# Records for the task
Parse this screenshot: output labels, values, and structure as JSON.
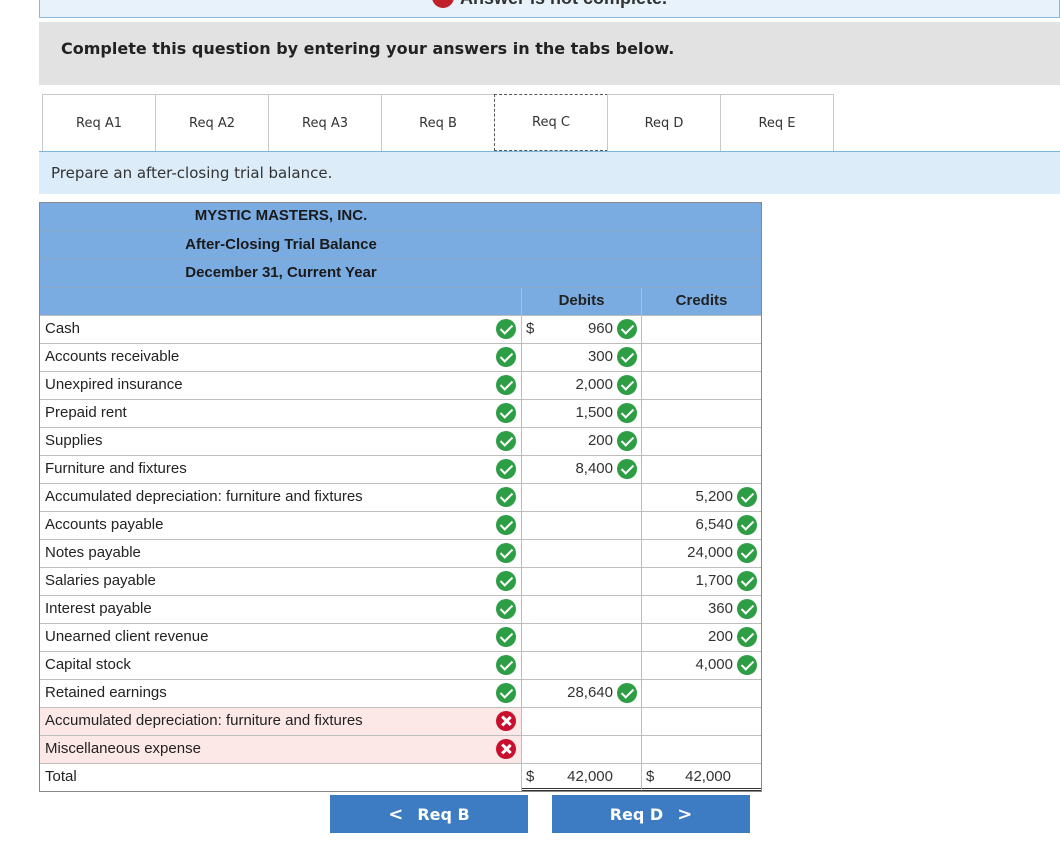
{
  "banner": {
    "text": "Answer is not complete."
  },
  "instructions": "Complete this question by entering your answers in the tabs below.",
  "tabs": [
    "Req A1",
    "Req A2",
    "Req A3",
    "Req B",
    "Req C",
    "Req D",
    "Req E"
  ],
  "active_tab": "Req C",
  "prompt": "Prepare an after-closing trial balance.",
  "statement": {
    "company": "MYSTIC MASTERS, INC.",
    "title": "After-Closing Trial Balance",
    "date": "December 31, Current Year",
    "debits_label": "Debits",
    "credits_label": "Credits",
    "rows": [
      {
        "name": "Cash",
        "status": "correct",
        "debit_dollar": "$",
        "debit": "960",
        "credit": ""
      },
      {
        "name": "Accounts receivable",
        "status": "correct",
        "debit": "300",
        "credit": ""
      },
      {
        "name": "Unexpired insurance",
        "status": "correct",
        "debit": "2,000",
        "credit": ""
      },
      {
        "name": "Prepaid rent",
        "status": "correct",
        "debit": "1,500",
        "credit": ""
      },
      {
        "name": "Supplies",
        "status": "correct",
        "debit": "200",
        "credit": ""
      },
      {
        "name": "Furniture and fixtures",
        "status": "correct",
        "debit": "8,400",
        "credit": ""
      },
      {
        "name": "Accumulated depreciation: furniture and fixtures",
        "status": "correct",
        "debit": "",
        "credit": "5,200"
      },
      {
        "name": "Accounts payable",
        "status": "correct",
        "debit": "",
        "credit": "6,540"
      },
      {
        "name": "Notes payable",
        "status": "correct",
        "debit": "",
        "credit": "24,000"
      },
      {
        "name": "Salaries payable",
        "status": "correct",
        "debit": "",
        "credit": "1,700"
      },
      {
        "name": "Interest payable",
        "status": "correct",
        "debit": "",
        "credit": "360"
      },
      {
        "name": "Unearned client revenue",
        "status": "correct",
        "debit": "",
        "credit": "200"
      },
      {
        "name": "Capital stock",
        "status": "correct",
        "debit": "",
        "credit": "4,000"
      },
      {
        "name": "Retained earnings",
        "status": "correct",
        "debit": "28,640",
        "credit": ""
      },
      {
        "name": "Accumulated depreciation: furniture and fixtures",
        "status": "incorrect",
        "debit": "",
        "credit": ""
      },
      {
        "name": "Miscellaneous expense",
        "status": "incorrect",
        "debit": "",
        "credit": ""
      }
    ],
    "total": {
      "label": "Total",
      "debit_dollar": "$",
      "debit": "42,000",
      "credit_dollar": "$",
      "credit": "42,000"
    }
  },
  "nav": {
    "prev_label": "Req B",
    "next_label": "Req D",
    "prev_chevron": "<",
    "next_chevron": ">"
  },
  "colors": {
    "header_blue": "#7aace2",
    "button_blue": "#3d7cc2",
    "correct_green": "#2e9e45",
    "incorrect_red": "#c8102e"
  }
}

# Task directions
Using the records above, copy each line that contains "tabs".

# Task answer
  "instructions": "Complete this question by entering your answers in the tabs below.",
  "tabs": [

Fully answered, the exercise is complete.